#### The input:
+ + + +
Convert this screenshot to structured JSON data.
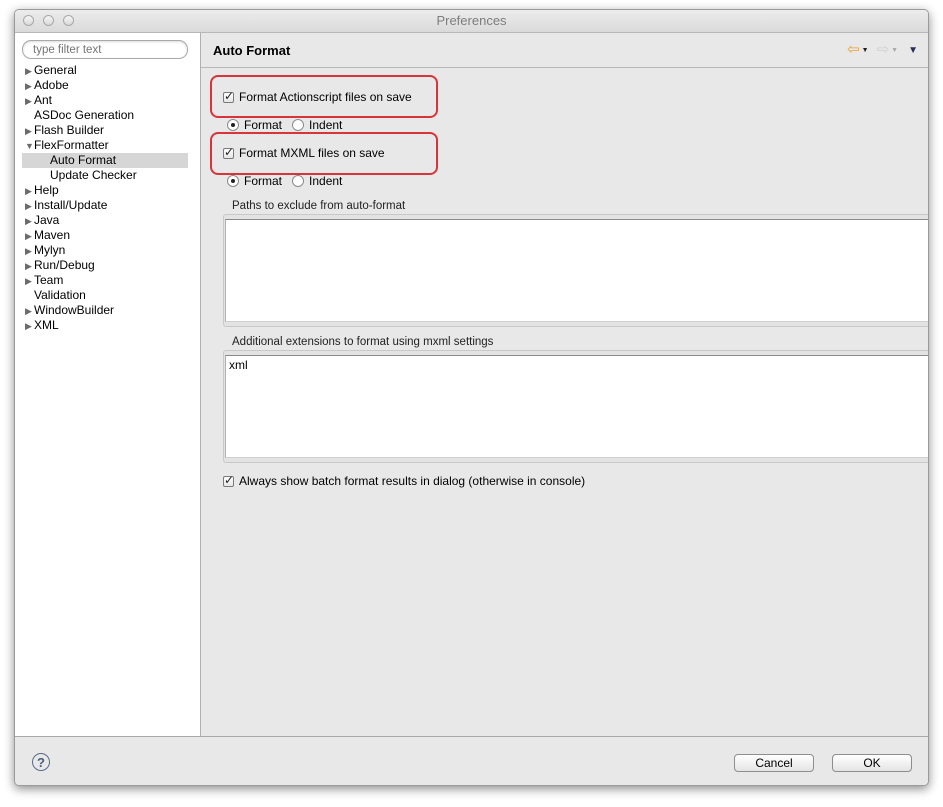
{
  "window": {
    "title": "Preferences",
    "controls": [
      "close",
      "minimize",
      "zoom"
    ]
  },
  "sidebar": {
    "filter_placeholder": "type filter text",
    "items": [
      {
        "label": "General",
        "expandable": true,
        "expanded": false,
        "level": 0
      },
      {
        "label": "Adobe",
        "expandable": true,
        "expanded": false,
        "level": 0
      },
      {
        "label": "Ant",
        "expandable": true,
        "expanded": false,
        "level": 0
      },
      {
        "label": "ASDoc Generation",
        "expandable": false,
        "level": 0
      },
      {
        "label": "Flash Builder",
        "expandable": true,
        "expanded": false,
        "level": 0
      },
      {
        "label": "FlexFormatter",
        "expandable": true,
        "expanded": true,
        "level": 0
      },
      {
        "label": "Auto Format",
        "expandable": false,
        "level": 1,
        "selected": true
      },
      {
        "label": "Update Checker",
        "expandable": false,
        "level": 1
      },
      {
        "label": "Help",
        "expandable": true,
        "expanded": false,
        "level": 0
      },
      {
        "label": "Install/Update",
        "expandable": true,
        "expanded": false,
        "level": 0
      },
      {
        "label": "Java",
        "expandable": true,
        "expanded": false,
        "level": 0
      },
      {
        "label": "Maven",
        "expandable": true,
        "expanded": false,
        "level": 0
      },
      {
        "label": "Mylyn",
        "expandable": true,
        "expanded": false,
        "level": 0
      },
      {
        "label": "Run/Debug",
        "expandable": true,
        "expanded": false,
        "level": 0
      },
      {
        "label": "Team",
        "expandable": true,
        "expanded": false,
        "level": 0
      },
      {
        "label": "Validation",
        "expandable": false,
        "level": 0
      },
      {
        "label": "WindowBuilder",
        "expandable": true,
        "expanded": false,
        "level": 0
      },
      {
        "label": "XML",
        "expandable": true,
        "expanded": false,
        "level": 0
      }
    ]
  },
  "main": {
    "title": "Auto Format",
    "nav": {
      "back": "back-arrow",
      "forward": "forward-arrow",
      "menu": "view-menu"
    },
    "actionscript": {
      "label": "Format Actionscript files on save",
      "checked": true,
      "mode_options": [
        "Format",
        "Indent"
      ],
      "selected_mode": "Format"
    },
    "mxml": {
      "label": "Format MXML files on save",
      "checked": true,
      "mode_options": [
        "Format",
        "Indent"
      ],
      "selected_mode": "Format"
    },
    "exclude_paths": {
      "label": "Paths to exclude from auto-format",
      "value": ""
    },
    "extensions": {
      "label": "Additional extensions to format using mxml settings",
      "value": "xml"
    },
    "batch_dialog": {
      "label": "Always show batch format results in dialog (otherwise in console)",
      "checked": true
    },
    "highlight_color": "#d9343a"
  },
  "footer": {
    "help_icon": "help-icon",
    "cancel_label": "Cancel",
    "ok_label": "OK"
  }
}
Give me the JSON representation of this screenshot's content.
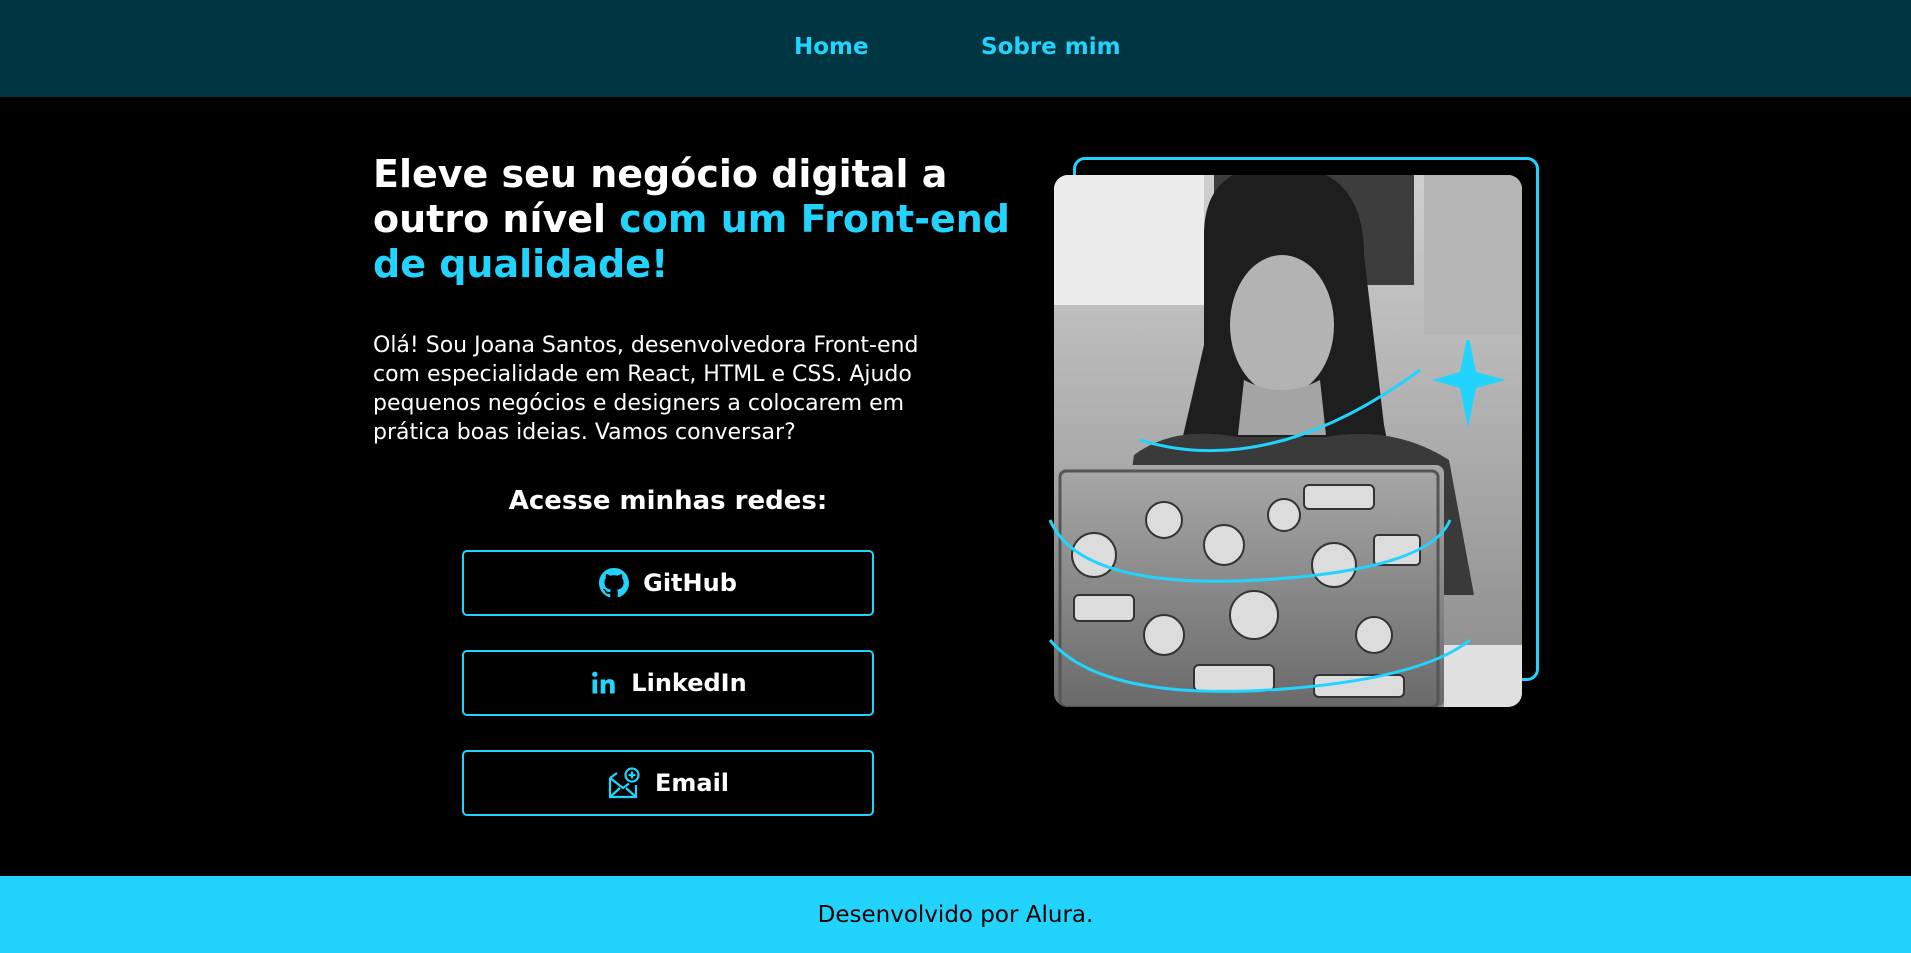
{
  "nav": {
    "home": "Home",
    "about": "Sobre mim"
  },
  "hero": {
    "headline_white": "Eleve seu negócio digital a outro nível",
    "headline_accent": "com um Front-end de qualidade!",
    "intro": "Olá! Sou Joana Santos, desenvolvedora Front-end com especialidade em React, HTML e CSS. Ajudo pequenos negócios e designers a colocarem em prática boas ideias. Vamos conversar?",
    "image_alt": "Joana Santos sorrindo em frente a um notebook com adesivos"
  },
  "social": {
    "title": "Acesse minhas redes:",
    "links": [
      {
        "label": "GitHub",
        "icon": "github-icon"
      },
      {
        "label": "LinkedIn",
        "icon": "linkedin-icon"
      },
      {
        "label": "Email",
        "icon": "email-icon"
      }
    ]
  },
  "footer": {
    "text": "Desenvolvido por Alura."
  },
  "colors": {
    "accent": "#22d4fd",
    "header_bg": "#003542",
    "page_bg": "#000000"
  }
}
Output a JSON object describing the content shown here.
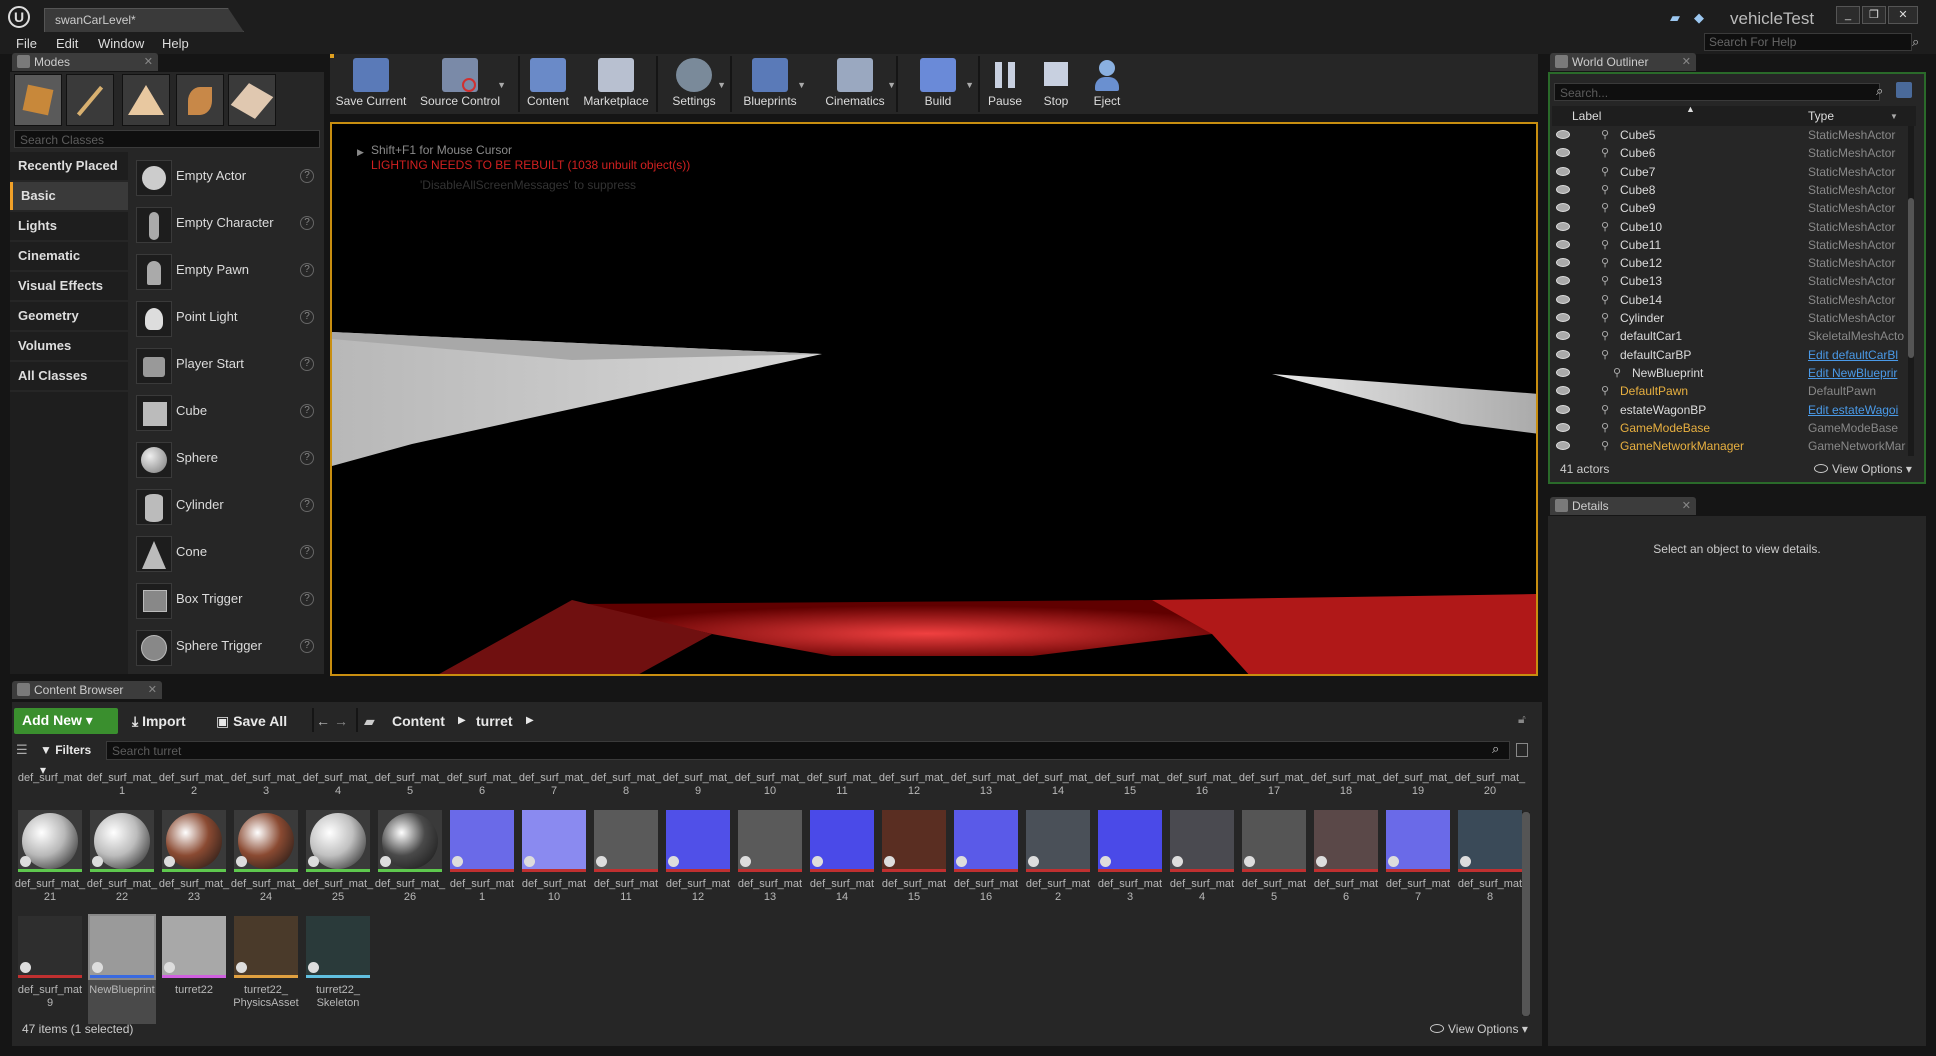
+ + + +
#### Requirements:
Write the records above out again exactly, with no pictures in your copy.

#### The solution:
Convert this screenshot to structured JSON data.
{
  "window": {
    "title": "Preferences",
    "controls": [
      "close",
      "minimize",
      "zoom"
    ]
  },
  "sidebar": {
    "filter_placeholder": "type filter text",
    "items": [
      {
        "label": "General",
        "expandable": true,
        "expanded": false,
        "level": 0
      },
      {
        "label": "Adobe",
        "expandable": true,
        "expanded": false,
        "level": 0
      },
      {
        "label": "Ant",
        "expandable": true,
        "expanded": false,
        "level": 0
      },
      {
        "label": "ASDoc Generation",
        "expandable": false,
        "level": 0
      },
      {
        "label": "Flash Builder",
        "expandable": true,
        "expanded": false,
        "level": 0
      },
      {
        "label": "FlexFormatter",
        "expandable": true,
        "expanded": true,
        "level": 0
      },
      {
        "label": "Auto Format",
        "expandable": false,
        "level": 1,
        "selected": true
      },
      {
        "label": "Update Checker",
        "expandable": false,
        "level": 1
      },
      {
        "label": "Help",
        "expandable": true,
        "expanded": false,
        "level": 0
      },
      {
        "label": "Install/Update",
        "expandable": true,
        "expanded": false,
        "level": 0
      },
      {
        "label": "Java",
        "expandable": true,
        "expanded": false,
        "level": 0
      },
      {
        "label": "Maven",
        "expandable": true,
        "expanded": false,
        "level": 0
      },
      {
        "label": "Mylyn",
        "expandable": true,
        "expanded": false,
        "level": 0
      },
      {
        "label": "Run/Debug",
        "expandable": true,
        "expanded": false,
        "level": 0
      },
      {
        "label": "Team",
        "expandable": true,
        "expanded": false,
        "level": 0
      },
      {
        "label": "Validation",
        "expandable": false,
        "level": 0
      },
      {
        "label": "WindowBuilder",
        "expandable": true,
        "expanded": false,
        "level": 0
      },
      {
        "label": "XML",
        "expandable": true,
        "expanded": false,
        "level": 0
      }
    ]
  },
  "main": {
    "title": "Auto Format",
    "nav": {
      "back": "back-arrow",
      "forward": "forward-arrow",
      "menu": "view-menu"
    },
    "actionscript": {
      "label": "Format Actionscript files on save",
      "checked": true,
      "mode_options": [
        "Format",
        "Indent"
      ],
      "selected_mode": "Format"
    },
    "mxml": {
      "label": "Format MXML files on save",
      "checked": true,
      "mode_options": [
        "Format",
        "Indent"
      ],
      "selected_mode": "Format"
    },
    "exclude_paths": {
      "label": "Paths to exclude from auto-format",
      "value": ""
    },
    "extensions": {
      "label": "Additional extensions to format using mxml settings",
      "value": "xml"
    },
    "batch_dialog": {
      "label": "Always show batch format results in dialog (otherwise in console)",
      "checked": true
    },
    "highlight_color": "#d9343a"
  },
  "footer": {
    "help_icon": "help-icon",
    "cancel_label": "Cancel",
    "ok_label": "OK"
  }
}
Give me the JSON representation of this screenshot's content.
{
  "nav": {
    "home": "Home",
    "about": "Sobre mim"
  },
  "hero": {
    "headline_white": "Eleve seu negócio digital a outro nível",
    "headline_accent": "com um Front-end de qualidade!",
    "intro": "Olá! Sou Joana Santos, desenvolvedora Front-end com especialidade em React, HTML e CSS. Ajudo pequenos negócios e designers a colocarem em prática boas ideias. Vamos conversar?",
    "image_alt": "Joana Santos sorrindo em frente a um notebook com adesivos"
  },
  "social": {
    "title": "Acesse minhas redes:",
    "links": [
      {
        "label": "GitHub",
        "icon": "github-icon"
      },
      {
        "label": "LinkedIn",
        "icon": "linkedin-icon"
      },
      {
        "label": "Email",
        "icon": "email-icon"
      }
    ]
  },
  "footer": {
    "text": "Desenvolvido por Alura."
  },
  "colors": {
    "accent": "#22d4fd",
    "header_bg": "#003542",
    "page_bg": "#000000"
  }
}
Output a JSON object describing the content shown here.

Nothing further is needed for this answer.